KUTIPAN DOKUMEN.
..........
BAGI umat Islam, memuliakan tamu merupakan suatu keharusan, sebagaimana ditegaskan Rasulullah SAW:
أكرم الضيف ولو كان كافراً
''Muliakanlah tamu walaupun ia seorang kafir.'' Beliau pun telah mempraktikkannya.
Suatu ketika datang kepada Rasulullah tamu non-Muslim berjumlah 60 orang, 14 orang di antaranya dari kelompok Kristen Najran. Mereka dipimpin Abdul Masih. Rombongan ini diterima di masjid dengan penuh persahabatan.
Bahkan, menurut Muhammad ibn Ja'far ibn al-Zubair, sebagaimana dikutip Abdul Muqsith dalam kitab al-Shirah al-Nabawiyyah karya Ibn Hisyam, ketika tiba waktu kebaktian, rombongan tamu ini diperkenankan melakukan kebaktian di dalam masjid dengan menghadap ke arah timur.
..........
ENTRI DATA.
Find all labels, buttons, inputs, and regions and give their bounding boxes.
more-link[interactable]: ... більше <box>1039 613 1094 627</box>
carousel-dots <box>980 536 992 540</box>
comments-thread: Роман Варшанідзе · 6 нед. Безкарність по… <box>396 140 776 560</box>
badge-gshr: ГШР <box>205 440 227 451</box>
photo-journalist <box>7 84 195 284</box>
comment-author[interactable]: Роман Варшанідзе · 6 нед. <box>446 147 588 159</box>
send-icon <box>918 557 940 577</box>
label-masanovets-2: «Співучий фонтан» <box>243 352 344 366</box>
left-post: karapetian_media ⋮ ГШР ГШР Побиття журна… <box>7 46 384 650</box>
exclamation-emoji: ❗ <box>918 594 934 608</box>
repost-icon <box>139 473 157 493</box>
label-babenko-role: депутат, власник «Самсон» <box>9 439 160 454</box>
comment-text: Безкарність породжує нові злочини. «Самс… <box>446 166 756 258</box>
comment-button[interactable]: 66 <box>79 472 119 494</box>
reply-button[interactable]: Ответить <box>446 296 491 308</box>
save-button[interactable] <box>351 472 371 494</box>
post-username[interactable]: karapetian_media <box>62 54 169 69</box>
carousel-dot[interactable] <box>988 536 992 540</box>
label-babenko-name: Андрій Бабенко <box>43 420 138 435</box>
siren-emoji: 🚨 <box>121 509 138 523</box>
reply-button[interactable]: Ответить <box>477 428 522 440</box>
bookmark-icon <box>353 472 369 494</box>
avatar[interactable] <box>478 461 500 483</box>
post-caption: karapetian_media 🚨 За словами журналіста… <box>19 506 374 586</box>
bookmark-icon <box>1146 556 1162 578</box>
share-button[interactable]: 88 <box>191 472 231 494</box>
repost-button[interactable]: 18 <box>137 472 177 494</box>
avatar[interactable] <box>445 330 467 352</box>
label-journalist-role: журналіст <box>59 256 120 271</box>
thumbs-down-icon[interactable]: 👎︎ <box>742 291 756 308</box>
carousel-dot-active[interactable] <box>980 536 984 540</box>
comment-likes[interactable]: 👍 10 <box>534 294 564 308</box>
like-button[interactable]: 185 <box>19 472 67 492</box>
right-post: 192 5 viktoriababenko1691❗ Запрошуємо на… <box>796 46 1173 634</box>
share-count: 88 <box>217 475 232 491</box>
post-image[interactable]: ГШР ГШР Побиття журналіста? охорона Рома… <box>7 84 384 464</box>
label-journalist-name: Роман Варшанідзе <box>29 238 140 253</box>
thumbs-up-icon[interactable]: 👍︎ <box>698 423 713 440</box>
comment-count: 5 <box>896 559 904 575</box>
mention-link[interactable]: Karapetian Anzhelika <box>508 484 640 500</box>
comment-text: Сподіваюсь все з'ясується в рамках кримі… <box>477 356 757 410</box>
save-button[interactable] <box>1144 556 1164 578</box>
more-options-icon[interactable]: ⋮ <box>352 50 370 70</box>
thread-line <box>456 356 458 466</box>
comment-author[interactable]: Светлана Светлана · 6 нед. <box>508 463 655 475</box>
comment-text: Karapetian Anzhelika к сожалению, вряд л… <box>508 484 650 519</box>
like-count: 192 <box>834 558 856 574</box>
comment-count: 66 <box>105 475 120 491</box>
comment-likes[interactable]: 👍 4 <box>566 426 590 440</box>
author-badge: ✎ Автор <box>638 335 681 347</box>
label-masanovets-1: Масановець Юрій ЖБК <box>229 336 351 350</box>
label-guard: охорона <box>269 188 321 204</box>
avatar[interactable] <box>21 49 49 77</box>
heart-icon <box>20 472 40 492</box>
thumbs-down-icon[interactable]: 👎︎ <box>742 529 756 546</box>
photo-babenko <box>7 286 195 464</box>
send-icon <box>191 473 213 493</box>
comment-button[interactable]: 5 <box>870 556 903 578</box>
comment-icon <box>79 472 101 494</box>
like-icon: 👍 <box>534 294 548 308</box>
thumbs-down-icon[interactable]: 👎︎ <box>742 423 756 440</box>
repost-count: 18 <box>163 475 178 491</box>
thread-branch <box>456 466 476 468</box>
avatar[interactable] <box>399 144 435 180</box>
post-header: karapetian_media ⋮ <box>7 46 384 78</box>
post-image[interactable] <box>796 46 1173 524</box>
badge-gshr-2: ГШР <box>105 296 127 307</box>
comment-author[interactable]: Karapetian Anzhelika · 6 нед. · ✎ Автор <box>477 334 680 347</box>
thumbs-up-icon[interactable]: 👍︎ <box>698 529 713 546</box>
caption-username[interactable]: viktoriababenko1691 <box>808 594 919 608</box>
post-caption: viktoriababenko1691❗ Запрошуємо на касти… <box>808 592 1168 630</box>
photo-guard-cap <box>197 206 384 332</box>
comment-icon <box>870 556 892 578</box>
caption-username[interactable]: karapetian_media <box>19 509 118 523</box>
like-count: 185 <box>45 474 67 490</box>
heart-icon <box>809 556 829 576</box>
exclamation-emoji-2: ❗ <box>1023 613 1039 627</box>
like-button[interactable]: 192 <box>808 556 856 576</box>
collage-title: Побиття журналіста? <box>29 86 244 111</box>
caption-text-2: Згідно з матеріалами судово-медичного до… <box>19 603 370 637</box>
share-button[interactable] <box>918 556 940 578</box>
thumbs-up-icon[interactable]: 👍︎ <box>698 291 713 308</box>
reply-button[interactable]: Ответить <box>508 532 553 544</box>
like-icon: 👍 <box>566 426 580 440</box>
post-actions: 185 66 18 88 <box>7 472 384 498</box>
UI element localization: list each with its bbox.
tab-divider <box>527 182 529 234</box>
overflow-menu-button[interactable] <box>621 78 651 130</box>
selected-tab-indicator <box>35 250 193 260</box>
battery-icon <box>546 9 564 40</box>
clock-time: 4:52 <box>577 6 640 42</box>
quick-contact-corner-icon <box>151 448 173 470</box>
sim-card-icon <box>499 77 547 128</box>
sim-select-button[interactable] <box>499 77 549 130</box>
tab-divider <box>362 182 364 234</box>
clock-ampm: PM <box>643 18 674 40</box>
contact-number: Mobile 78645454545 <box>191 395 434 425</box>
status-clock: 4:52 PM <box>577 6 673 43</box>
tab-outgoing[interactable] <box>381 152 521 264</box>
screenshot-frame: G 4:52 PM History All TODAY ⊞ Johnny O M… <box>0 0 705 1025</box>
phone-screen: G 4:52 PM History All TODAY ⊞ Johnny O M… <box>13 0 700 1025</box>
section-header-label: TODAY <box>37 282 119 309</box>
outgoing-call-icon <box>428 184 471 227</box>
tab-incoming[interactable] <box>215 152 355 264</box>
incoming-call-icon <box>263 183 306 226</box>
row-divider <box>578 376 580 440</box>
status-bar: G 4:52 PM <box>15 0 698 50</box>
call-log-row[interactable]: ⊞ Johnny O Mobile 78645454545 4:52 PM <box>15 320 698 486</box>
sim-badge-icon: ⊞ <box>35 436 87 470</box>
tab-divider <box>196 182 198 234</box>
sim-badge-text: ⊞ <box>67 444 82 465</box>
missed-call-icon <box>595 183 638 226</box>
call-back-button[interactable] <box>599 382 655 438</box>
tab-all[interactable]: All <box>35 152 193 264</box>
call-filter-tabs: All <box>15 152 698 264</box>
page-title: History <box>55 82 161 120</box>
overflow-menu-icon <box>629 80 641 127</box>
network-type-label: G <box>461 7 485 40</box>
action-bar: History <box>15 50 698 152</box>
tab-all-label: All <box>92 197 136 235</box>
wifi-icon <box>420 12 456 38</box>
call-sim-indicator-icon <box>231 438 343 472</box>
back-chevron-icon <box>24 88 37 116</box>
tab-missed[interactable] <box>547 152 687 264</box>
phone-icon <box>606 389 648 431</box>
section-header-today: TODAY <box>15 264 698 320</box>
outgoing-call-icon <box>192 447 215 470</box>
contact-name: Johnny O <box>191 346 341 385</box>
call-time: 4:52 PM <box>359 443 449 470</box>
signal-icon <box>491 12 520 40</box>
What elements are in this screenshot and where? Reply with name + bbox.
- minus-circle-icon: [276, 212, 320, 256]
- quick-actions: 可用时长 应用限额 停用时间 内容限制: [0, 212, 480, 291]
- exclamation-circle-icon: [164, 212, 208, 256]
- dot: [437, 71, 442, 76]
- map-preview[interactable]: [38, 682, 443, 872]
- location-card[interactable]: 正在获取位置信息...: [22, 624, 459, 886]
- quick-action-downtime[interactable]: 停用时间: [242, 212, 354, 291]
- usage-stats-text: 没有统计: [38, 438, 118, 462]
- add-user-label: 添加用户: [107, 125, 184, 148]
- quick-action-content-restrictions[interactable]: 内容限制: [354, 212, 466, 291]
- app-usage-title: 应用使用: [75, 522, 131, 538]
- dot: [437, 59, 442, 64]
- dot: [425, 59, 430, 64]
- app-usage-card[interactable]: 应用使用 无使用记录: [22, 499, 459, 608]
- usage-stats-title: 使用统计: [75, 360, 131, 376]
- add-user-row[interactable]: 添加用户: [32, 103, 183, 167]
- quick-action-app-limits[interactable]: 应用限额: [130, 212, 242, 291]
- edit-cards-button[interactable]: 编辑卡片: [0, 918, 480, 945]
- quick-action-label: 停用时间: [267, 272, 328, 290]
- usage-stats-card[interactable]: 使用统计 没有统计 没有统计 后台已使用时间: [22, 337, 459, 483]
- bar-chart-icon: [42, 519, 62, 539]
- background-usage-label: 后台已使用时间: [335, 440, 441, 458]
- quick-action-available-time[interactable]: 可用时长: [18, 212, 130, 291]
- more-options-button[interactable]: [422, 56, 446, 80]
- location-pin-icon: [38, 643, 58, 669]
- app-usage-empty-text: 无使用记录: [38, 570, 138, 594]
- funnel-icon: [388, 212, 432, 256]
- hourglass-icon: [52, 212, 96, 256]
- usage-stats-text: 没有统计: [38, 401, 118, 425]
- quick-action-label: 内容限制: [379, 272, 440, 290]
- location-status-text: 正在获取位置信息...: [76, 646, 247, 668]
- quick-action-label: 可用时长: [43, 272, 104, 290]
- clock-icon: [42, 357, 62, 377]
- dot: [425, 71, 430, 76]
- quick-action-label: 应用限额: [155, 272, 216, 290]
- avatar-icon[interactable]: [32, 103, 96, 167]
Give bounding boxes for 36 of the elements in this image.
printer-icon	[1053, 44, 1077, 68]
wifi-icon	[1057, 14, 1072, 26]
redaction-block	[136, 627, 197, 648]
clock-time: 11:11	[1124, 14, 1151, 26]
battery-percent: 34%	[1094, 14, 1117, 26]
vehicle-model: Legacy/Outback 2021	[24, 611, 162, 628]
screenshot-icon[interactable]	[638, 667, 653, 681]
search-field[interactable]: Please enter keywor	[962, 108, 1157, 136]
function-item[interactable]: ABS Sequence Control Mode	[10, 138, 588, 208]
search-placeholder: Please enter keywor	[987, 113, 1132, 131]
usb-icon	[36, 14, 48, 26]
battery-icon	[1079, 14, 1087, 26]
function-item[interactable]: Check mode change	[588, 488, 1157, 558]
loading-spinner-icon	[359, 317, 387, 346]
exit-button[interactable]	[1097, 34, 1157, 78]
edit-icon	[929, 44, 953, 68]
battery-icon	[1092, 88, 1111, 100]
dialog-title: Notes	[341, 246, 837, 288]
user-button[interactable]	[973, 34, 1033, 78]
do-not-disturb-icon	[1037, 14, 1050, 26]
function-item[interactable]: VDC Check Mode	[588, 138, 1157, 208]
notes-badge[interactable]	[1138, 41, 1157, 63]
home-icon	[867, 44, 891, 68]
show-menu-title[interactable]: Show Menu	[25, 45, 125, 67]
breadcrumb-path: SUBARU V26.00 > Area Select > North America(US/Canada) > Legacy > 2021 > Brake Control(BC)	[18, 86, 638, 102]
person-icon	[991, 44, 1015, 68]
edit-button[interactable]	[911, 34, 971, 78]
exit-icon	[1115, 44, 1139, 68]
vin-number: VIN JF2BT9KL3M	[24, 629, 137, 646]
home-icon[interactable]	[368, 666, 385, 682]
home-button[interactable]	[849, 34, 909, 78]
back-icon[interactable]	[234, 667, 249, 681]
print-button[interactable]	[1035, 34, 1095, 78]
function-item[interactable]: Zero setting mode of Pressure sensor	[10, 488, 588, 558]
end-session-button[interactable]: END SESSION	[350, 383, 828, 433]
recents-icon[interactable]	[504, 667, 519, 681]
..........
SOAL LATIHAN.
A – Tentukan apakah setiap pernyataan ini sesuai dengan teks tentang memuliakan tamu: (i) rombongan tamu non-Muslim itu berjumlah 60 orang; (ii) rombongan itu dipimpin oleh Muhammad ibn Ja'far ibn al-Zubair; (iii) rombongan itu melakukan kebaktian di luar masjid. Jawab ya atau tidak, disertai kutipan kata-kata teks yang menentukan jawabanmu.
B – Teruskan teks tentang memuliakan tamu mulai setelah kalimat terakhirnya.
Data tersebut tidak berperan apa pun dalam soal ini.

KUNCI JAWABAN.
A –
(i) Ya: "datang kepada Rasulullah tamu non-Muslim berjumlah 60 orang".
(ii) Tidak: "Mereka dipimpin Abdul Masih."
(iii) Tidak: "rombongan tamu ini diperkenankan melakukan kebaktian di dalam masjid dengan menghadap ke arah timur".

B –
Rasulullah juga tidak membedakan tamu berdasarkan kelas dan status sosial. Suatu ketika, beliau menerima seorang tamu laki-laki Arab pegunungan, kira-kira semi-primitif. Tiba-tiba tamu itu beranjak ke sudut masjid lalu kencing berdiri di sana. Terang saja para sahabat marah dan bermaksud memukulnya. Akan tetapi, Rasulullah melarang dan memerintahkan agar kencingnya ditimbun dengan pasir.
Bahkan, pernah suatu ketika Rasulullah menerima tamu yang sudah lama dicari-cari masyarakat karena terkenal sebagai tukang onar.
Salah seorang sahabat menghunus pedang untuk membunuh orang tersebut, tapi Rasulullah menahannya dan mengatakan, ''Biarkan kita dengarkan apa maksud kedatangannya di sini.''
Sang tamu menyadari kalau dirinya adalah penjahat dan telah melakukan berbagai macam dosa dan maksiat. Dia menjelaskan tujuannya datang menjumpai Rasulullah SAW, siapa tahu pada masa lalunya pernah mengerjakan suatu kebaikan, maka dia akan menghibahkan kebaikan itu kepada orang yang ditunjuk Rasulullah SAW.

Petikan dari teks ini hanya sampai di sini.